Raw records
----------

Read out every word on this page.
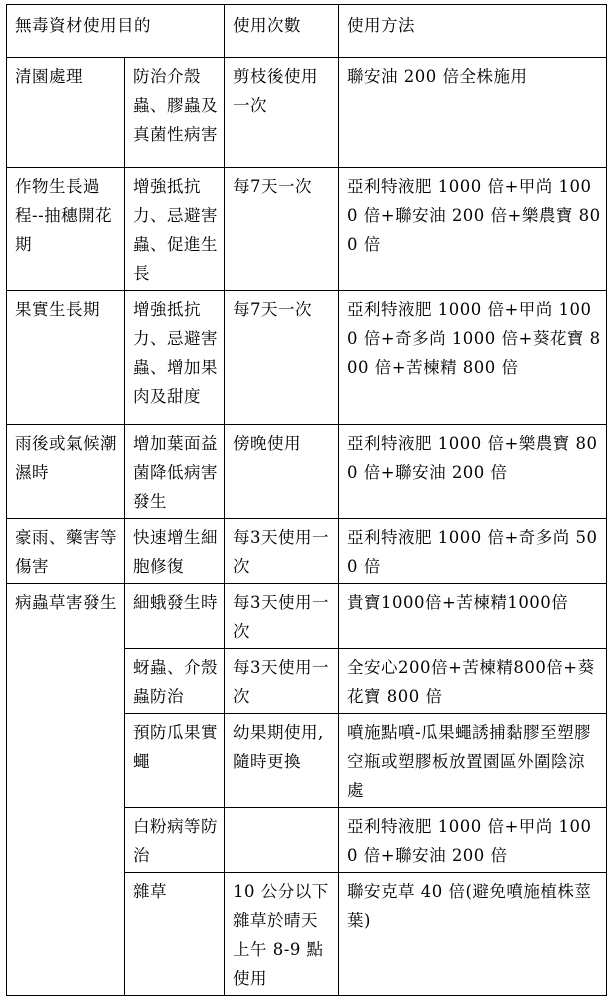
無毒資材使用目的		使用次數	使用方法
清園處理	防治介殼蟲、膠蟲及真菌性病害	剪枝後使用一次	聯安油 200 倍全株施用
作物生長過程--抽穗開花期	增強抵抗力、忌避害蟲、促進生長	每7天一次	亞利特液肥 1000 倍+甲尚 1000 倍+聯安油 200 倍+樂農寶 800 倍
果實生長期	增強抵抗力、忌避害蟲、增加果肉及甜度	每7天一次	亞利特液肥 1000 倍+甲尚 1000 倍+奇多尚 1000 倍+葵花寶 800 倍+苦楝精 800 倍
雨後或氣候潮濕時	增加葉面益菌降低病害發生	傍晚使用	亞利特液肥 1000 倍+樂農寶 800 倍+聯安油 200 倍
豪雨、藥害等傷害	快速增生細胞修復	每3天使用一次	亞利特液肥 1000 倍+奇多尚 500 倍
病蟲草害發生	細蛾發生時	每3天使用一次	貴寶1000倍+苦楝精1000倍
	蚜蟲、介殼蟲防治	每3天使用一次	全安心200倍+苦楝精800倍+葵花寶 800 倍
	預防瓜果實蠅	幼果期使用,隨時更換	噴施點噴-瓜果蠅誘捕黏膠至塑膠空瓶或塑膠板放置園區外圍陰涼處
	白粉病等防治		亞利特液肥 1000 倍+甲尚 1000 倍+聯安油 200 倍
	雜草	10 公分以下雜草於晴天上午 8-9 點使用	聯安克草 40 倍(避免噴施植株莖葉)
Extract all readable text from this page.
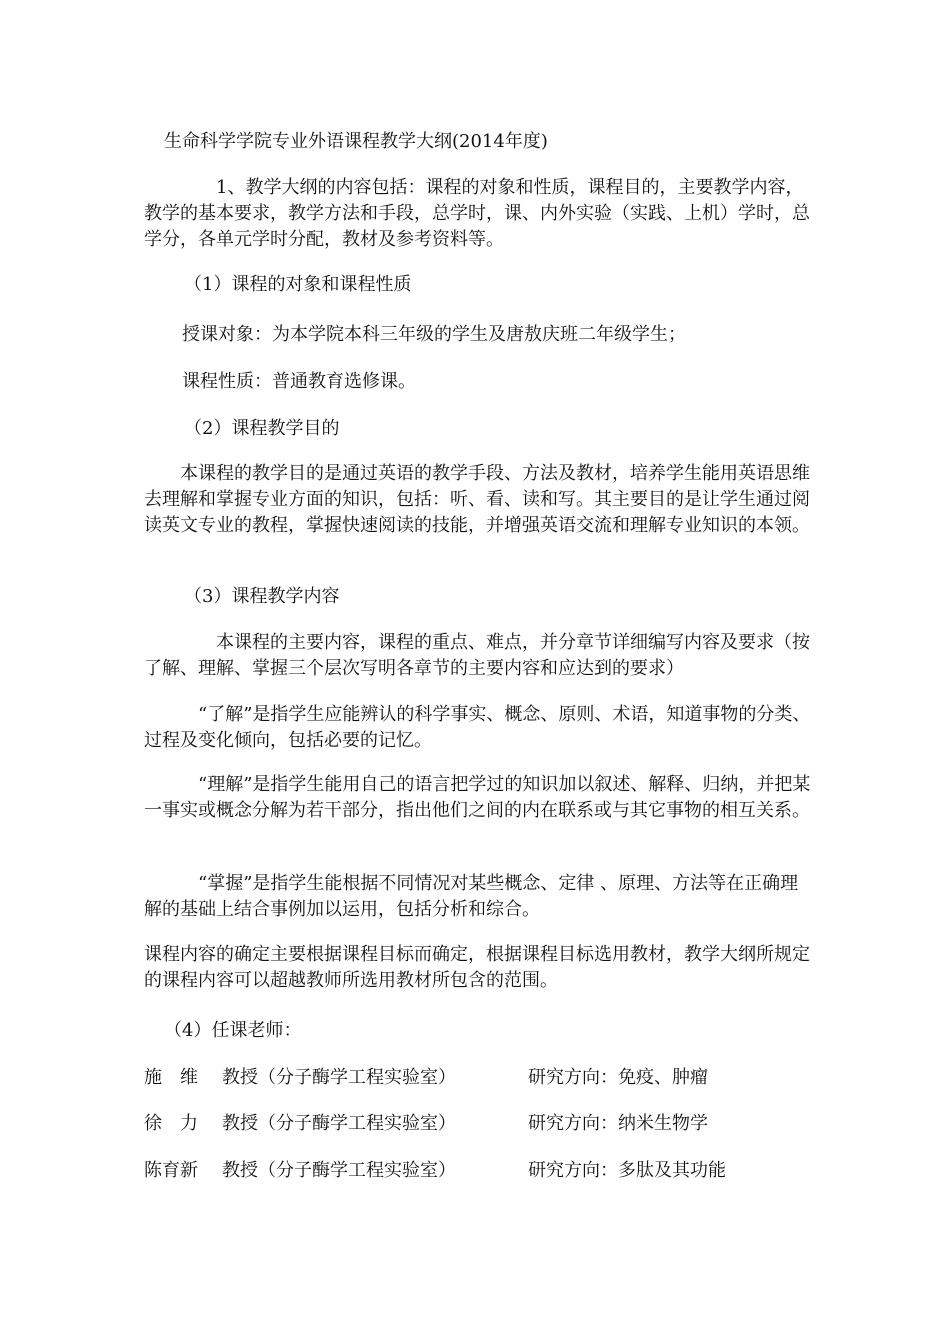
生命科学学院专业外语课程教学大纲(2014年度)

　　　　1、教学大纲的内容包括：课程的对象和性质，课程目的，主要教学内容，教学的基本要求，教学方法和手段，总学时，课、内外实验（实践、上机）学时，总学分，各单元学时分配，教材及参考资料等。

（1）课程的对象和课程性质
授课对象：为本学院本科三年级的学生及唐敖庆班二年级学生；
课程性质：普通教育选修课。
（2）课程教学目的

　　本课程的教学目的是通过英语的教学手段、方法及教材，培养学生能用英语思维去理解和掌握专业方面的知识，包括：听、看、读和写。其主要目的是让学生通过阅读英文专业的教程，掌握快速阅读的技能，并增强英语交流和理解专业知识的本领。

（3）课程教学内容

　　　　本课程的主要内容，课程的重点、难点，并分章节详细编写内容及要求（按了解、理解、掌握三个层次写明各章节的主要内容和应达到的要求）

　　　“了解”是指学生应能辨认的科学事实、概念、原则、术语，知道事物的分类、过程及变化倾向，包括必要的记忆。

　　　“理解”是指学生能用自己的语言把学过的知识加以叙述、解释、归纳，并把某一事实或概念分解为若干部分，指出他们之间的内在联系或与其它事物的相互关系。

　　　“掌握”是指学生能根据不同情况对某些概念、定律 、原理、方法等在正确理解的基础上结合事例加以运用，包括分析和综合。

课程内容的确定主要根据课程目标而确定，根据课程目标选用教材，教学大纲所规定的课程内容可以超越教师所选用教材所包含的范围。

（4）任课老师：
施　维	教授（分子酶学工程实验室）	研究方向：免疫、肿瘤
徐　力	教授（分子酶学工程实验室）	研究方向：纳米生物学
陈育新	教授（分子酶学工程实验室）	研究方向：多肽及其功能
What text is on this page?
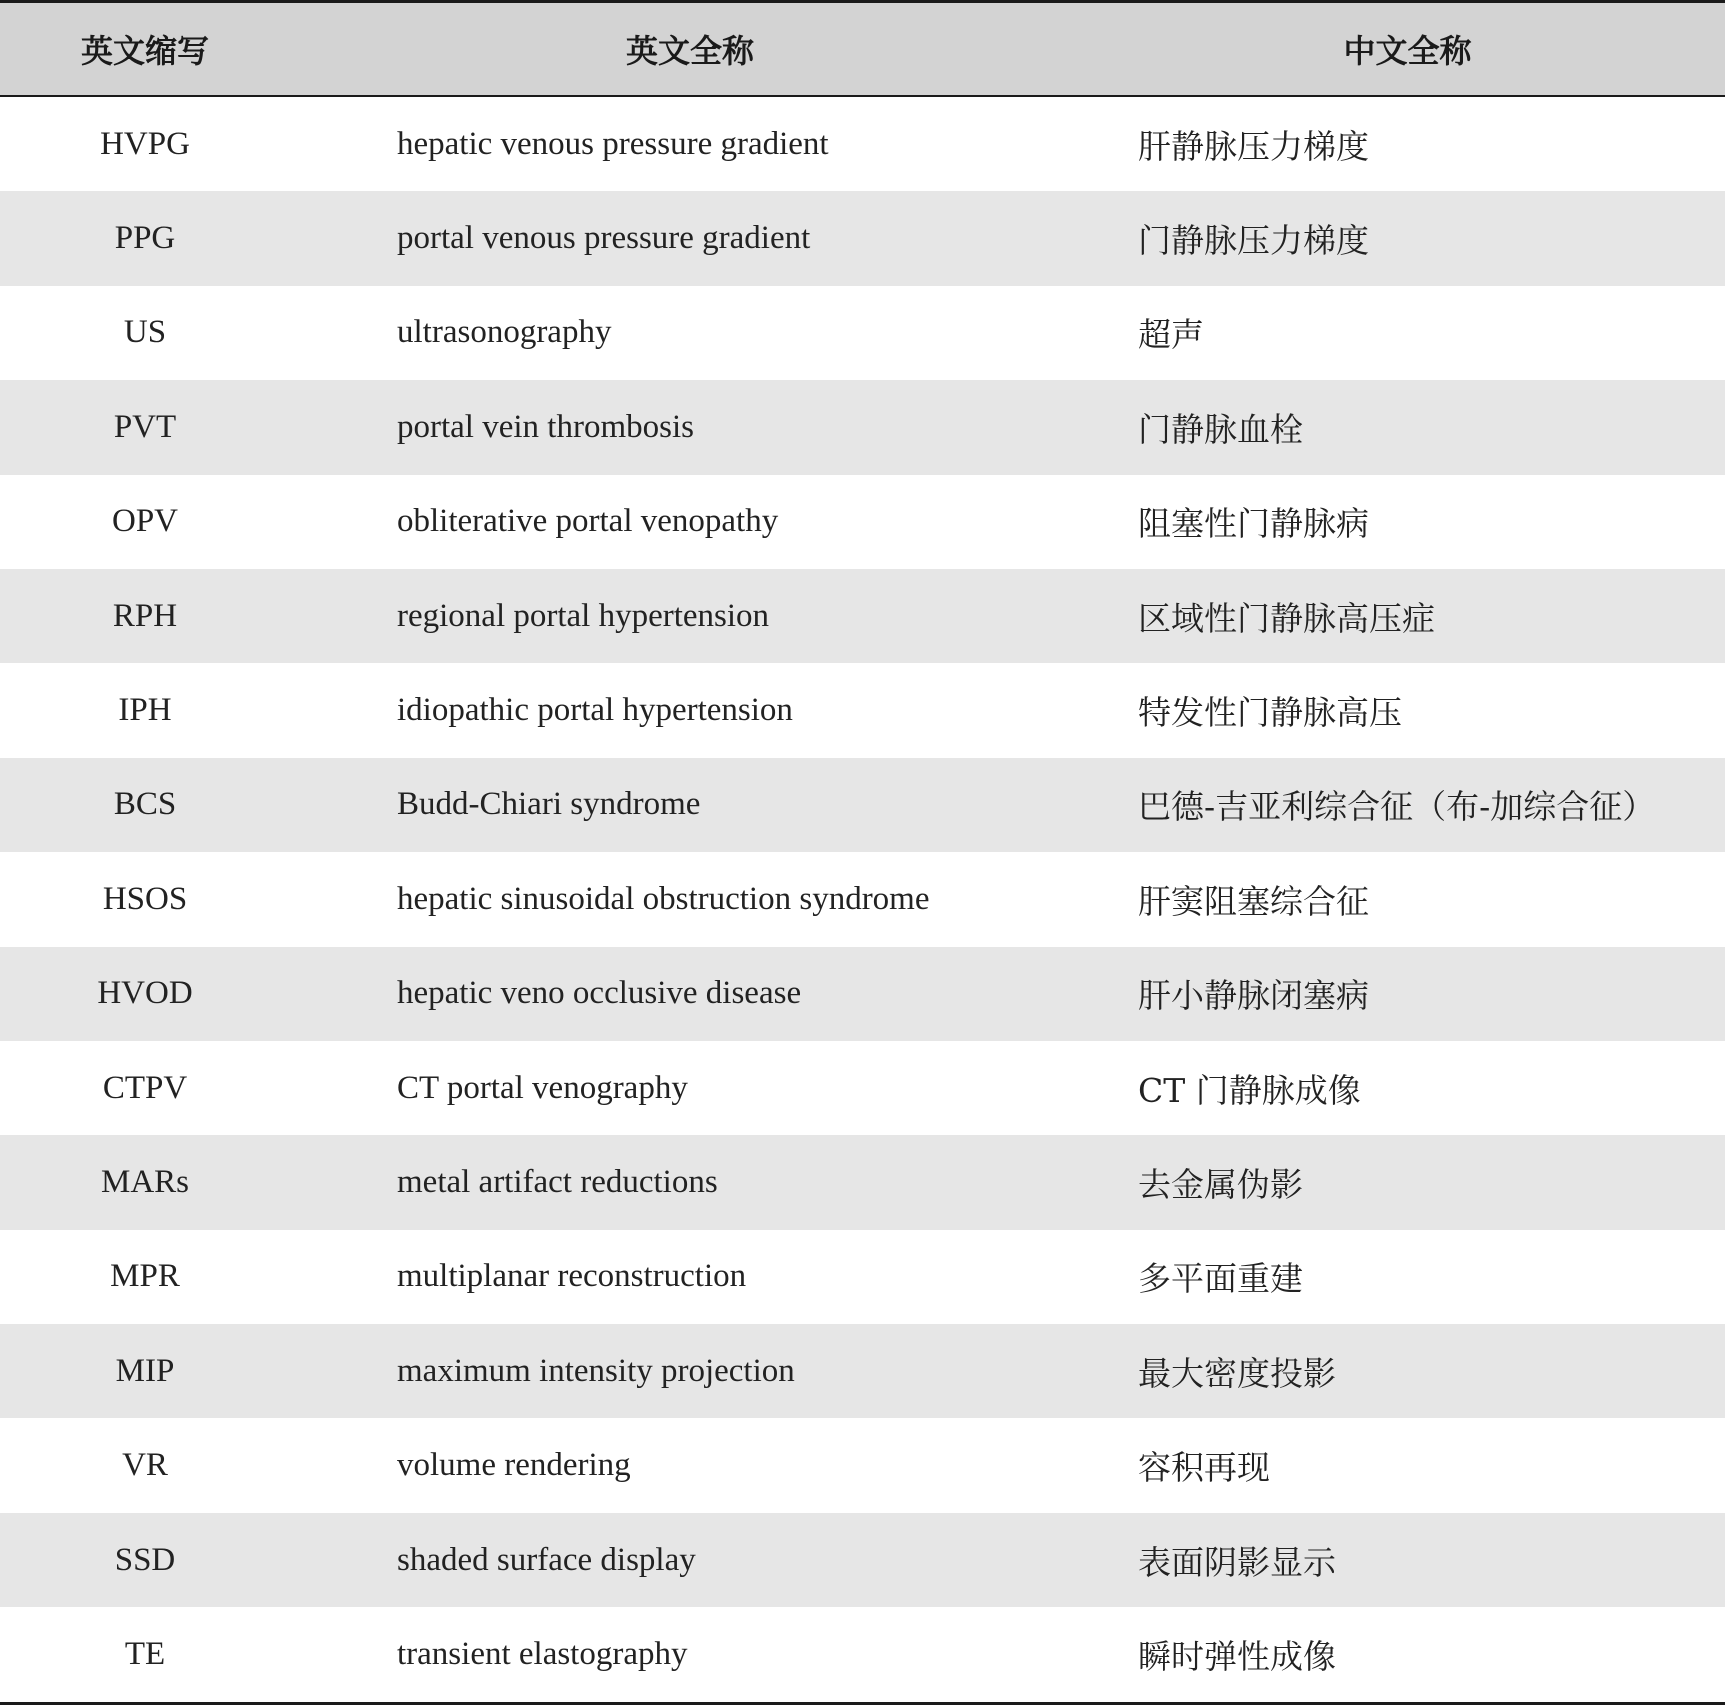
英文缩写	英文全称	中文全称
HVPG	hepatic venous pressure gradient	肝静脉压力梯度
PPG	portal venous pressure gradient	门静脉压力梯度
US	ultrasonography	超声
PVT	portal vein thrombosis	门静脉血栓
OPV	obliterative portal venopathy	阻塞性门静脉病
RPH	regional portal hypertension	区域性门静脉高压症
IPH	idiopathic portal hypertension	特发性门静脉高压
BCS	Budd-Chiari syndrome	巴德-吉亚利综合征（布-加综合征）
HSOS	hepatic sinusoidal obstruction syndrome	肝窦阻塞综合征
HVOD	hepatic veno occlusive disease	肝小静脉闭塞病
CTPV	CT portal venography	CT 门静脉成像
MARs	metal artifact reductions	去金属伪影
MPR	multiplanar reconstruction	多平面重建
MIP	maximum intensity projection	最大密度投影
VR	volume rendering	容积再现
SSD	shaded surface display	表面阴影显示
TE	transient elastography	瞬时弹性成像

----------

**Goal of the exercise:** Beginning with the line that contains "Extract all readable text from this page." and ending with the last line of the data above, output those lines exactly and nothing more, without any pictures.

**Exercise result:**
Extract all readable text from this page.
生命科学学院专业外语课程教学大纲(2014年度)

　　　　1、教学大纲的内容包括：课程的对象和性质，课程目的，主要教学内容，教学的基本要求，教学方法和手段，总学时，课、内外实验（实践、上机）学时，总学分，各单元学时分配，教材及参考资料等。

（1）课程的对象和课程性质
授课对象：为本学院本科三年级的学生及唐敖庆班二年级学生；
课程性质：普通教育选修课。
（2）课程教学目的

　　本课程的教学目的是通过英语的教学手段、方法及教材，培养学生能用英语思维去理解和掌握专业方面的知识，包括：听、看、读和写。其主要目的是让学生通过阅读英文专业的教程，掌握快速阅读的技能，并增强英语交流和理解专业知识的本领。

（3）课程教学内容

　　　　本课程的主要内容，课程的重点、难点，并分章节详细编写内容及要求（按了解、理解、掌握三个层次写明各章节的主要内容和应达到的要求）

　　　“了解”是指学生应能辨认的科学事实、概念、原则、术语，知道事物的分类、过程及变化倾向，包括必要的记忆。

　　　“理解”是指学生能用自己的语言把学过的知识加以叙述、解释、归纳，并把某一事实或概念分解为若干部分，指出他们之间的内在联系或与其它事物的相互关系。

　　　“掌握”是指学生能根据不同情况对某些概念、定律 、原理、方法等在正确理解的基础上结合事例加以运用，包括分析和综合。

课程内容的确定主要根据课程目标而确定，根据课程目标选用教材，教学大纲所规定的课程内容可以超越教师所选用教材所包含的范围。

（4）任课老师：
施　维	教授（分子酶学工程实验室）	研究方向：免疫、肿瘤
徐　力	教授（分子酶学工程实验室）	研究方向：纳米生物学
陈育新	教授（分子酶学工程实验室）	研究方向：多肽及其功能
What text is on this page?
英文缩写	英文全称	中文全称
HVPG	hepatic venous pressure gradient	肝静脉压力梯度
PPG	portal venous pressure gradient	门静脉压力梯度
US	ultrasonography	超声
PVT	portal vein thrombosis	门静脉血栓
OPV	obliterative portal venopathy	阻塞性门静脉病
RPH	regional portal hypertension	区域性门静脉高压症
IPH	idiopathic portal hypertension	特发性门静脉高压
BCS	Budd-Chiari syndrome	巴德-吉亚利综合征（布-加综合征）
HSOS	hepatic sinusoidal obstruction syndrome	肝窦阻塞综合征
HVOD	hepatic veno occlusive disease	肝小静脉闭塞病
CTPV	CT portal venography	CT 门静脉成像
MARs	metal artifact reductions	去金属伪影
MPR	multiplanar reconstruction	多平面重建
MIP	maximum intensity projection	最大密度投影
VR	volume rendering	容积再现
SSD	shaded surface display	表面阴影显示
TE	transient elastography	瞬时弹性成像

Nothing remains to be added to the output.